### [Given exercise]
Return the number of lines in which the word "this" appears; add nothing else.

━━━ Dataset extract ━━━

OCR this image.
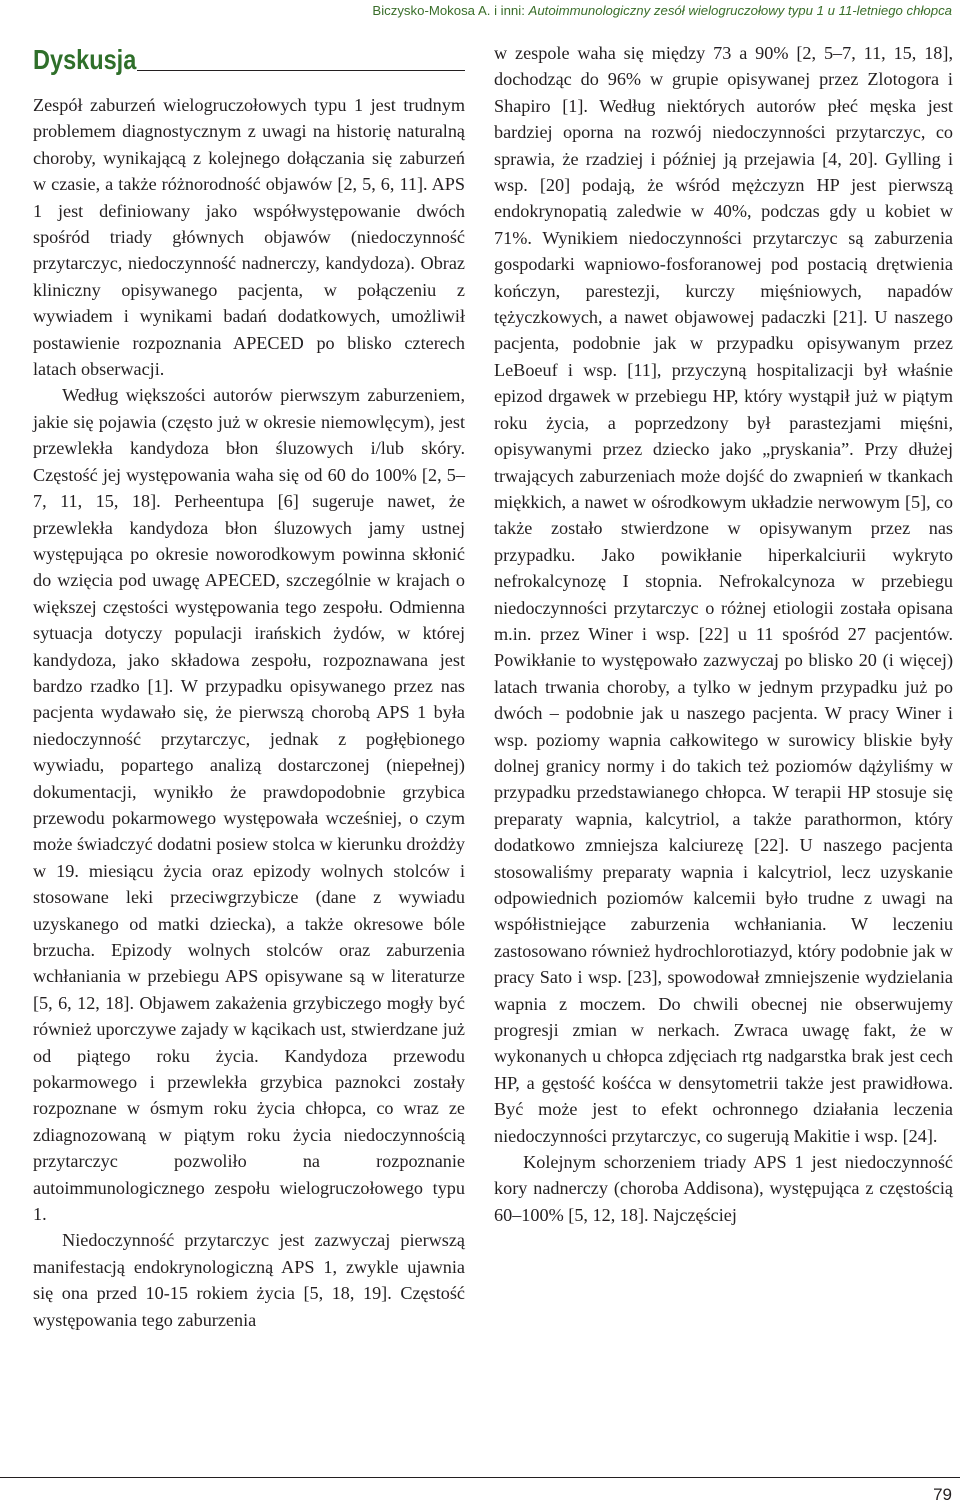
Biczysko-Mokosa A. i inni: Autoimmunologiczny zesół wielogruczołowy typu 1 u 11-letniego chłopca
Dyskusja

Zespół zaburzeń wielogruczołowych typu 1 jest trudnym problemem diagnostycznym z uwagi na historię naturalną choroby, wynikającą z kolejnego dołączania się zaburzeń w czasie, a także różnorodność objawów [2, 5, 6, 11]. APS 1 jest definiowany jako współwystępowanie dwóch spośród triady głównych objawów (niedoczynność przytarczyc, niedoczynność nadnerczy, kandydoza). Obraz kliniczny opisywanego pacjenta, w połączeniu z wywiadem i wynikami badań dodatkowych, umożliwił postawienie rozpoznania APECED po blisko czterech latach obserwacji.

Według większości autorów pierwszym zaburzeniem, jakie się pojawia (często już w okresie niemowlęcym), jest przewlekła kandydoza błon śluzowych i/lub skóry. Częstość jej występowania waha się od 60 do 100% [2, 5–7, 11, 15, 18]. Perheentupa [6] sugeruje nawet, że przewlekła kandydoza błon śluzowych jamy ustnej występująca po okresie noworodkowym powinna skłonić do wzięcia pod uwagę APECED, szczególnie w krajach o większej częstości występowania tego zespołu. Odmienna sytuacja dotyczy populacji irańskich żydów, w której kandydoza, jako składowa zespołu, rozpoznawana jest bardzo rzadko [1]. W przypadku opisywanego przez nas pacjenta wydawało się, że pierwszą chorobą APS 1 była niedoczynność przytarczyc, jednak z pogłębionego wywiadu, popartego analizą dostarczonej (niepełnej) dokumentacji, wynikło że prawdopodobnie grzybica przewodu pokarmowego występowała wcześniej, o czym może świadczyć dodatni posiew stolca w kierunku drożdży w 19. miesiącu życia oraz epizody wolnych stolców i stosowane leki przeciwgrzybicze (dane z wywiadu uzyskanego od matki dziecka), a także okresowe bóle brzucha. Epizody wolnych stolców oraz zaburzenia wchłaniania w przebiegu APS opisywane są w literaturze [5, 6, 12, 18]. Objawem zakażenia grzybiczego mogły być również uporczywe zajady w kącikach ust, stwierdzane już od piątego roku życia. Kandydoza przewodu pokarmowego i przewlekła grzybica paznokci zostały rozpoznane w ósmym roku życia chłopca, co wraz ze zdiagnozowaną w piątym roku życia niedoczynnością przytarczyc pozwoliło na rozpoznanie autoimmunologicznego zespołu wielogruczołowego typu 1.

Niedoczynność przytarczyc jest zazwyczaj pierwszą manifestacją endokrynologiczną APS 1, zwykle ujawnia się ona przed 10-15 rokiem życia [5, 18, 19]. Częstość występowania tego zaburzenia

w zespole waha się między 73 a 90% [2, 5–7, 11, 15, 18], dochodząc do 96% w grupie opisywanej przez Zlotogora i Shapiro [1]. Według niektórych autorów płeć męska jest bardziej oporna na rozwój niedoczynności przytarczyc, co sprawia, że rzadziej i później ją przejawia [4, 20]. Gylling i wsp. [20] podają, że wśród mężczyzn HP jest pierwszą endokrynopatią zaledwie w 40%, podczas gdy u kobiet w 71%. Wynikiem niedoczynności przytarczyc są zaburzenia gospodarki wapniowo-fosforanowej pod postacią drętwienia kończyn, parestezji, kurczy mięśniowych, napadów tężyczkowych, a nawet objawowej padaczki [21]. U naszego pacjenta, podobnie jak w przypadku opisywanym przez LeBoeuf i wsp. [11], przyczyną hospitalizacji był właśnie epizod drgawek w przebiegu HP, który wystąpił już w piątym roku życia, a poprzedzony był parastezjami mięśni, opisywanymi przez dziecko jako „pryskania”. Przy dłużej trwających zaburzeniach może dojść do zwapnień w tkankach miękkich, a nawet w ośrodkowym układzie nerwowym [5], co także zostało stwierdzone w opisywanym przez nas przypadku. Jako powikłanie hiperkalciurii wykryto nefrokalcynozę I stopnia. Nefrokalcynoza w przebiegu niedoczynności przytarczyc o różnej etiologii została opisana m.in. przez Winer i wsp. [22] u 11 spośród 27 pacjentów. Powikłanie to występowało zazwyczaj po blisko 20 (i więcej) latach trwania choroby, a tylko w jednym przypadku już po dwóch – podobnie jak u naszego pacjenta. W pracy Winer i wsp. poziomy wapnia całkowitego w surowicy bliskie były dolnej granicy normy i do takich też poziomów dążyliśmy w przypadku przedstawianego chłopca. W terapii HP stosuje się preparaty wapnia, kalcytriol, a także parathormon, który dodatkowo zmniejsza kalciurezę [22]. U naszego pacjenta stosowaliśmy preparaty wapnia i kalcytriol, lecz uzyskanie odpowiednich poziomów kalcemii było trudne z uwagi na współistniejące zaburzenia wchłaniania. W leczeniu zastosowano również hydrochlorotiazyd, który podobnie jak w pracy Sato i wsp. [23], spowodował zmniejszenie wydzielania wapnia z moczem. Do chwili obecnej nie obserwujemy progresji zmian w nerkach. Zwraca uwagę fakt, że w wykonanych u chłopca zdjęciach rtg nadgarstka brak jest cech HP, a gęstość kośćca w densytometrii także jest prawidłowa. Być może jest to efekt ochronnego działania leczenia niedoczynności przytarczyc, co sugerują Makitie i wsp. [24].

Kolejnym schorzeniem triady APS 1 jest niedoczynność kory nadnerczy (choroba Addisona), występująca z częstością 60–100% [5, 12, 18]. Najczęściej

79
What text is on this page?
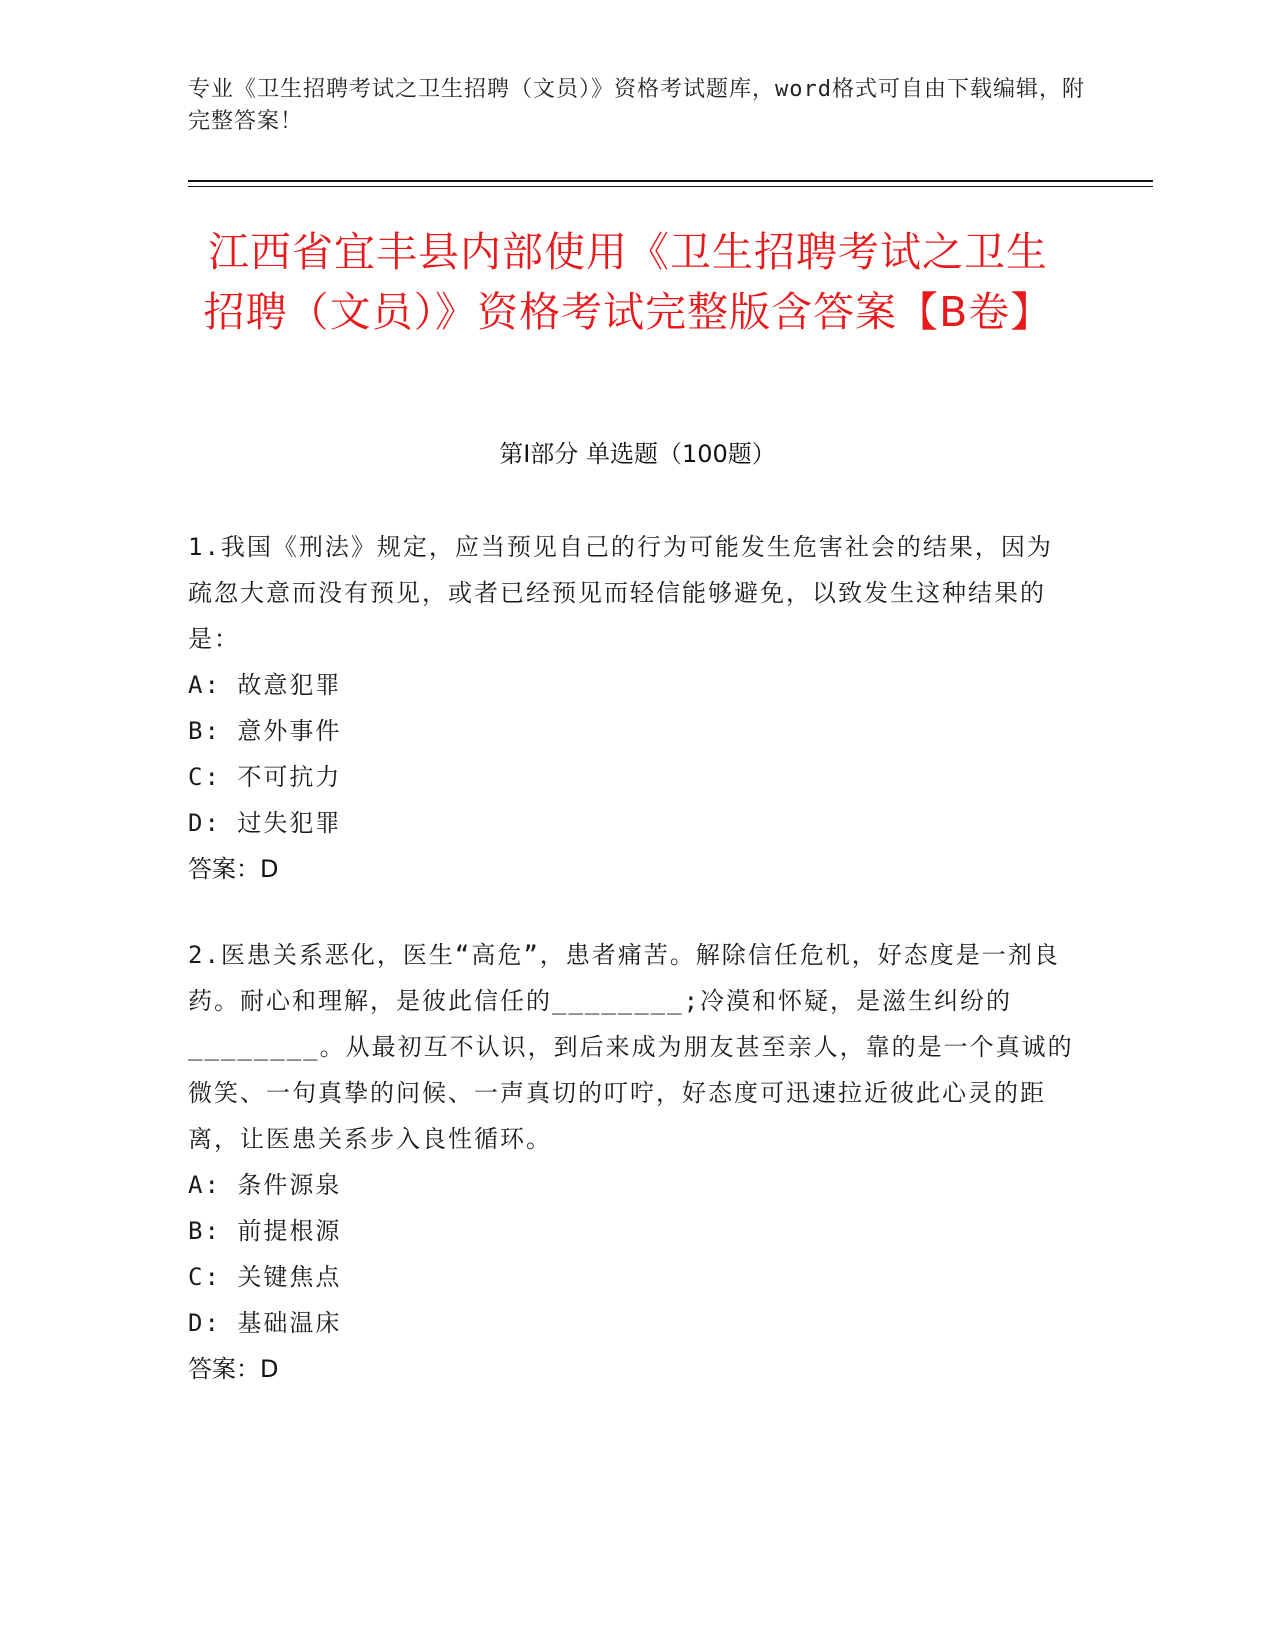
专业《卫生招聘考试之卫生招聘（文员）》资格考试题库，word格式可自由下载编辑，附完整答案！
江西省宜丰县内部使用《卫生招聘考试之卫生招聘（文员）》资格考试完整版含答案【B卷】
第I部分 单选题（100题）

1.我国《刑法》规定，应当预见自己的行为可能发生危害社会的结果，因为疏忽大意而没有预见，或者已经预见而轻信能够避免，以致发生这种结果的是：

A: 故意犯罪
B: 意外事件
C: 不可抗力
D: 过失犯罪
答案：D

2.医患关系恶化，医生“高危”，患者痛苦。解除信任危机，好态度是一剂良药。耐心和理解，是彼此信任的________;冷漠和怀疑，是滋生纠纷的________。从最初互不认识，到后来成为朋友甚至亲人，靠的是一个真诚的微笑、一句真挚的问候、一声真切的叮咛，好态度可迅速拉近彼此心灵的距离，让医患关系步入良性循环。

A: 条件源泉
B: 前提根源
C: 关键焦点
D: 基础温床
答案：D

━━━

### [Exercise solution]
2